> _EXERCISE REQUIREMENTS_
Omit every picture and write out the rest of the records exactly.
════════
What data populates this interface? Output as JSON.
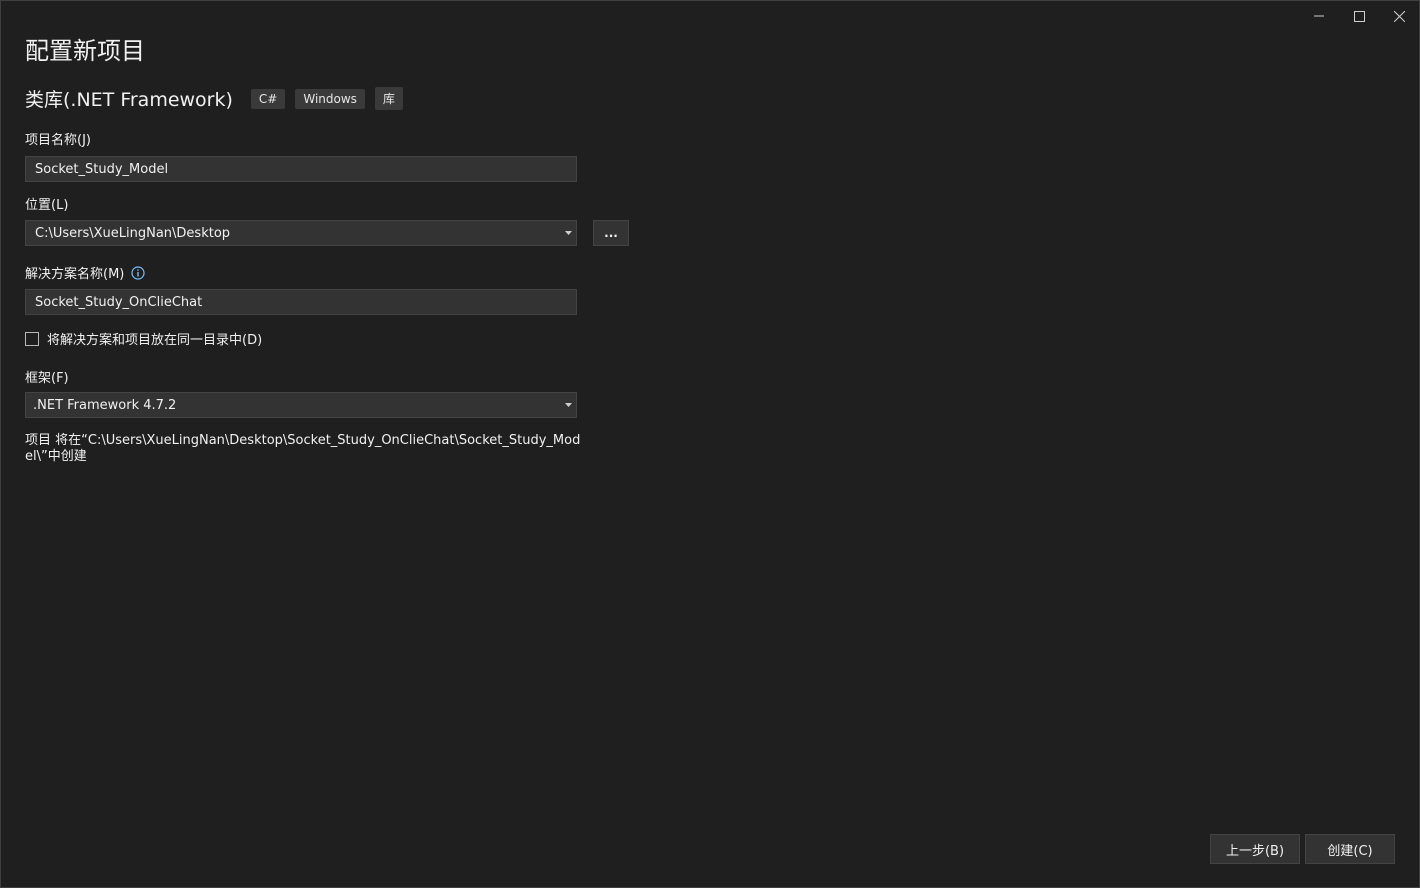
{
  "title": "配置新项目",
  "template": {
    "name": "类库(.NET Framework)",
    "tags": [
      "C#",
      "Windows",
      "库"
    ]
  },
  "project_name": {
    "label": "项目名称(J)",
    "value": "Socket_Study_Model"
  },
  "location": {
    "label": "位置(L)",
    "value": "C:\\Users\\XueLingNan\\Desktop",
    "browse_label": "..."
  },
  "solution_name": {
    "label": "解决方案名称(M)",
    "value": "Socket_Study_OnClieChat"
  },
  "same_directory": {
    "label": "将解决方案和项目放在同一目录中(D)",
    "checked": false
  },
  "framework": {
    "label": "框架(F)",
    "value": ".NET Framework 4.7.2"
  },
  "path_note": "项目 将在“C:\\Users\\XueLingNan\\Desktop\\Socket_Study_OnClieChat\\Socket_Study_Model\\”中创建",
  "buttons": {
    "back": "上一步(B)",
    "create": "创建(C)"
  }
}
════════
> _CORRECT OUTPUT_
What data populates this interface? Output as JSON.
{
  "title": "配置新项目",
  "template": {
    "name": "类库(.NET Framework)",
    "tags": [
      "C#",
      "Windows",
      "库"
    ]
  },
  "project_name": {
    "label": "项目名称(J)",
    "value": "Socket_Study_Model"
  },
  "location": {
    "label": "位置(L)",
    "value": "C:\\Users\\XueLingNan\\Desktop",
    "browse_label": "..."
  },
  "solution_name": {
    "label": "解决方案名称(M)",
    "value": "Socket_Study_OnClieChat"
  },
  "same_directory": {
    "label": "将解决方案和项目放在同一目录中(D)",
    "checked": false
  },
  "framework": {
    "label": "框架(F)",
    "value": ".NET Framework 4.7.2"
  },
  "path_note": "项目 将在“C:\\Users\\XueLingNan\\Desktop\\Socket_Study_OnClieChat\\Socket_Study_Model\\”中创建",
  "buttons": {
    "back": "上一步(B)",
    "create": "创建(C)"
  }
}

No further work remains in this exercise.